● **Work to complete**: Show every line below where "بهار" can be found.

● **Material**:
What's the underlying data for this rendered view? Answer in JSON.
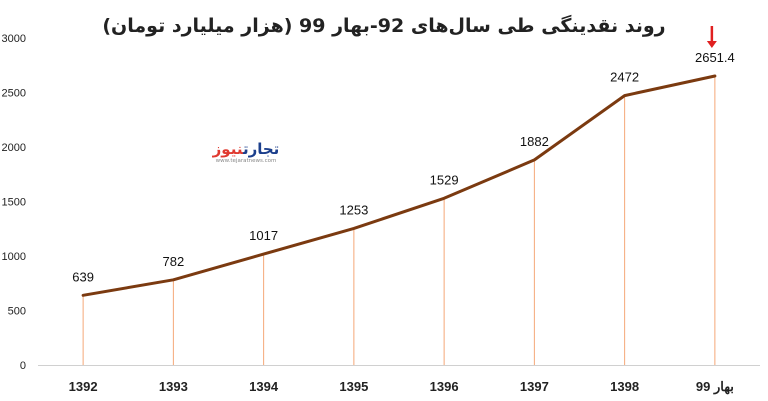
{
  "chart_data": {
    "type": "line",
    "title": "روند نقدینگی طی سال‌های 92-بهار 99 (هزار میلیارد تومان)",
    "categories": [
      "1392",
      "1393",
      "1394",
      "1395",
      "1396",
      "1397",
      "1398",
      "بهار 99"
    ],
    "values": [
      639,
      782,
      1017,
      1253,
      1529,
      1882,
      2472,
      2651.4
    ],
    "data_labels": [
      "639",
      "782",
      "1017",
      "1253",
      "1529",
      "1882",
      "2472",
      "2651.4"
    ],
    "y_ticks": [
      "0",
      "500",
      "1000",
      "1500",
      "2000",
      "2500",
      "3000"
    ],
    "ylim": [
      0,
      3000
    ],
    "grid": false,
    "line_color": "#7b3a10",
    "drop_line_color": "#f5a878",
    "highlight_point": 7,
    "highlight_marker_color": "#e02020"
  },
  "logo": {
    "name_part1": "تجارت",
    "name_part2": "نیوز",
    "url": "www.tejaratnews.com",
    "color1": "#1c3f8c",
    "color2": "#e03a30"
  }
}
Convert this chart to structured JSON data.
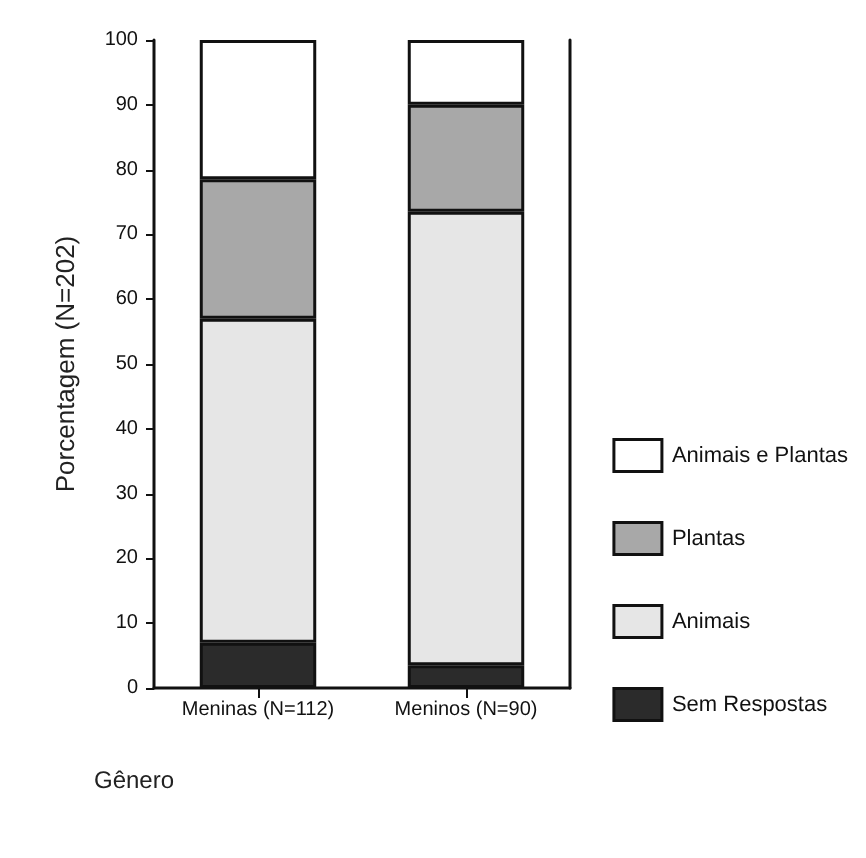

● **Completed task**:
    "title": "روند نقدینگی طی سال‌های 92-بهار 99 (هزار میلیارد تومان)",
      "بهار 99"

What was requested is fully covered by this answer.